*Instruction:* Quote all entries exactly, leaving pictures aside.

::::::

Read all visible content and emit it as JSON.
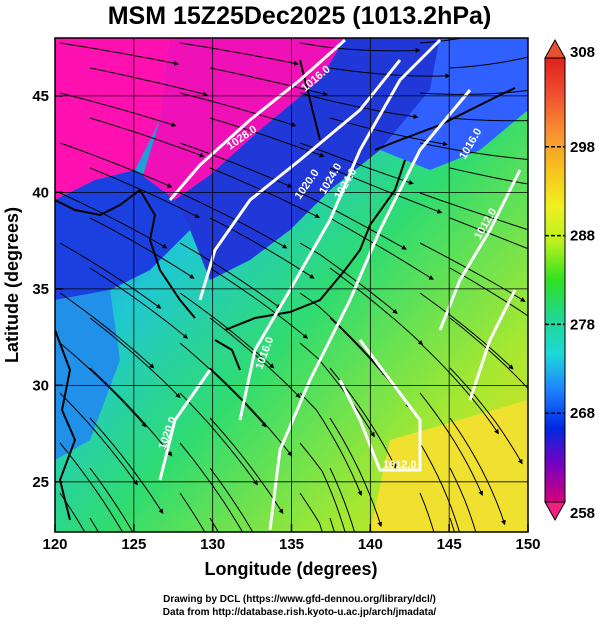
{
  "title": "MSM 15Z25Dec2025 (1013.2hPa)",
  "map": {
    "xlabel": "Longitude (degrees)",
    "ylabel": "Latitude  (degrees)",
    "lon_range": [
      120,
      150
    ],
    "lat_range": [
      22.4,
      48
    ],
    "lon_ticks": [
      "120",
      "125",
      "130",
      "135",
      "140",
      "145",
      "150"
    ],
    "lat_ticks": [
      "25",
      "30",
      "35",
      "40",
      "45"
    ],
    "lon_values": [
      120,
      125,
      130,
      135,
      140,
      145,
      150
    ],
    "lat_values": [
      25,
      30,
      35,
      40,
      45
    ],
    "grid": true,
    "colors": {
      "cold": "#ff00aa",
      "cool": "#1a3ae0",
      "mid": "#22d890",
      "warm": "#f0e020",
      "streamline": "#000000",
      "isobar": "#ffffff"
    },
    "isobar_labels": [
      "1028.0",
      "1016.0",
      "1020.0",
      "1024.0",
      "1024.0",
      "1016.0",
      "1012.0",
      "1020.0",
      "1016.0",
      "1012.0"
    ]
  },
  "colorbar": {
    "tick_labels": [
      "308",
      "298",
      "288",
      "278",
      "268",
      "258"
    ],
    "tick_values": [
      308,
      298,
      288,
      278,
      268,
      258
    ],
    "range": [
      258,
      308
    ],
    "colors": [
      "#d6007a",
      "#7a00c0",
      "#0028e0",
      "#1e80ff",
      "#1ed8d8",
      "#20d890",
      "#30e020",
      "#b8f020",
      "#f0f020",
      "#f8c020",
      "#f89030",
      "#f05030",
      "#e02020"
    ]
  },
  "credits": {
    "line1": "Drawing by DCL (https://www.gfd-dennou.org/library/dcl/)",
    "line2": "Data from http://database.rish.kyoto-u.ac.jp/arch/jmadata/"
  }
}
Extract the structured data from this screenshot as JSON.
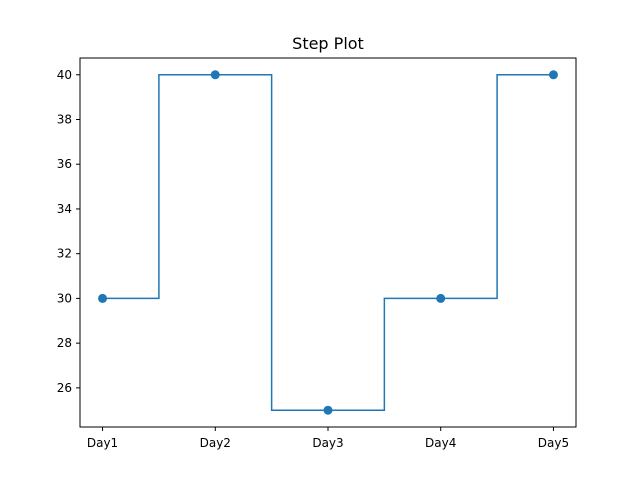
{
  "chart_data": {
    "type": "line",
    "drawstyle": "steps-mid",
    "title": "Step Plot",
    "xlabel": "",
    "ylabel": "",
    "categories": [
      "Day1",
      "Day2",
      "Day3",
      "Day4",
      "Day5"
    ],
    "series": [
      {
        "values": [
          30,
          40,
          25,
          30,
          40
        ],
        "color": "#1f77b4",
        "marker": "circle"
      }
    ],
    "ylim": [
      24.25,
      40.75
    ],
    "yticks": [
      26,
      28,
      30,
      32,
      34,
      36,
      38,
      40
    ],
    "grid": false,
    "legend": "none"
  }
}
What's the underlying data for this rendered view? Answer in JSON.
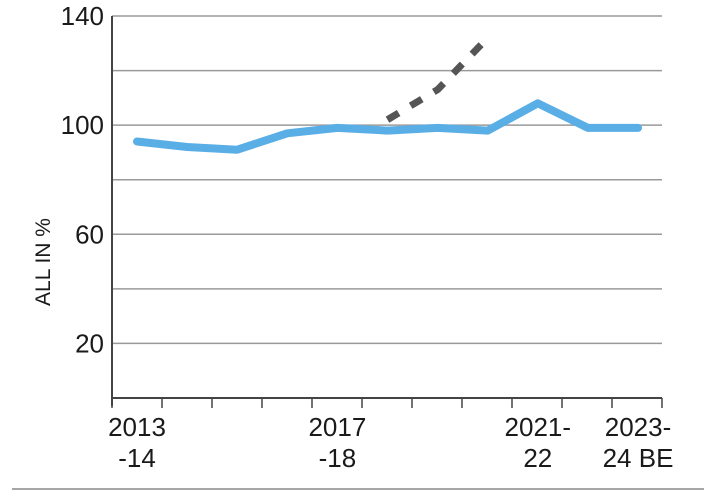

::::::

*The response:*
Read all visible content and emit it as JSON.
{
  "title": "MSM 15Z25Dec2025 (1013.2hPa)",
  "map": {
    "xlabel": "Longitude (degrees)",
    "ylabel": "Latitude  (degrees)",
    "lon_range": [
      120,
      150
    ],
    "lat_range": [
      22.4,
      48
    ],
    "lon_ticks": [
      "120",
      "125",
      "130",
      "135",
      "140",
      "145",
      "150"
    ],
    "lat_ticks": [
      "25",
      "30",
      "35",
      "40",
      "45"
    ],
    "lon_values": [
      120,
      125,
      130,
      135,
      140,
      145,
      150
    ],
    "lat_values": [
      25,
      30,
      35,
      40,
      45
    ],
    "grid": true,
    "colors": {
      "cold": "#ff00aa",
      "cool": "#1a3ae0",
      "mid": "#22d890",
      "warm": "#f0e020",
      "streamline": "#000000",
      "isobar": "#ffffff"
    },
    "isobar_labels": [
      "1028.0",
      "1016.0",
      "1020.0",
      "1024.0",
      "1024.0",
      "1016.0",
      "1012.0",
      "1020.0",
      "1016.0",
      "1012.0"
    ]
  },
  "colorbar": {
    "tick_labels": [
      "308",
      "298",
      "288",
      "278",
      "268",
      "258"
    ],
    "tick_values": [
      308,
      298,
      288,
      278,
      268,
      258
    ],
    "range": [
      258,
      308
    ],
    "colors": [
      "#d6007a",
      "#7a00c0",
      "#0028e0",
      "#1e80ff",
      "#1ed8d8",
      "#20d890",
      "#30e020",
      "#b8f020",
      "#f0f020",
      "#f8c020",
      "#f89030",
      "#f05030",
      "#e02020"
    ]
  },
  "credits": {
    "line1": "Drawing by DCL (https://www.gfd-dennou.org/library/dcl/)",
    "line2": "Data from http://database.rish.kyoto-u.ac.jp/arch/jmadata/"
  }
}
Extract the structured data from this screenshot as JSON.
{
  "chart_data": {
    "type": "line",
    "drawstyle": "steps-mid",
    "title": "Step Plot",
    "xlabel": "",
    "ylabel": "",
    "categories": [
      "Day1",
      "Day2",
      "Day3",
      "Day4",
      "Day5"
    ],
    "series": [
      {
        "values": [
          30,
          40,
          25,
          30,
          40
        ],
        "color": "#1f77b4",
        "marker": "circle"
      }
    ],
    "ylim": [
      24.25,
      40.75
    ],
    "yticks": [
      26,
      28,
      30,
      32,
      34,
      36,
      38,
      40
    ],
    "grid": false,
    "legend": "none"
  }
}
What's the underlying data for this rendered view? Answer in JSON.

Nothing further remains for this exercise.